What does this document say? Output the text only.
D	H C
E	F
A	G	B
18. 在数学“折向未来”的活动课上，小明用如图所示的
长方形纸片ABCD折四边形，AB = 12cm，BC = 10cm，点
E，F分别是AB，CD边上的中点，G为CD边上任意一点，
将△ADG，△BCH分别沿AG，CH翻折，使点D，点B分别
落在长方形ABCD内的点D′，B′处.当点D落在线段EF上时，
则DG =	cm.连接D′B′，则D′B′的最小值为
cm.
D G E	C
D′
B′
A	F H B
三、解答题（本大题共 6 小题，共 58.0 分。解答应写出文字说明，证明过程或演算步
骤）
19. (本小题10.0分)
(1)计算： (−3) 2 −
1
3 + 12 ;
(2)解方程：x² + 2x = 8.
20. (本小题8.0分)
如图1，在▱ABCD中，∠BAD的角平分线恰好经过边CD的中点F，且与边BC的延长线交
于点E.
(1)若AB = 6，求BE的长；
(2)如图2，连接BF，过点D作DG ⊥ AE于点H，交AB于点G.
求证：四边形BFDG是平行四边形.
▬▬▬
_Directions for this task:_
Copy the material above verbatim.

_Final result:_
What does this document say? Output the text only.
D	H C
E	F
A	G	B
18. 在数学“折向未来”的活动课上，小明用如图所示的
长方形纸片ABCD折四边形，AB = 12cm，BC = 10cm，点
E，F分别是AB，CD边上的中点，G为CD边上任意一点，
将△ADG，△BCH分别沿AG，CH翻折，使点D，点B分别
落在长方形ABCD内的点D′，B′处.当点D落在线段EF上时，
则DG =	cm.连接D′B′，则D′B′的最小值为
cm.
D G E	C
D′
B′
A	F H B
三、解答题（本大题共 6 小题，共 58.0 分。解答应写出文字说明，证明过程或演算步
骤）
19. (本小题10.0分)
(1)计算： (−3) 2 −
1
3 + 12 ;
(2)解方程：x² + 2x = 8.
20. (本小题8.0分)
如图1，在▱ABCD中，∠BAD的角平分线恰好经过边CD的中点F，且与边BC的延长线交
于点E.
(1)若AB = 6，求BE的长；
(2)如图2，连接BF，过点D作DG ⊥ AE于点H，交AB于点G.
求证：四边形BFDG是平行四边形.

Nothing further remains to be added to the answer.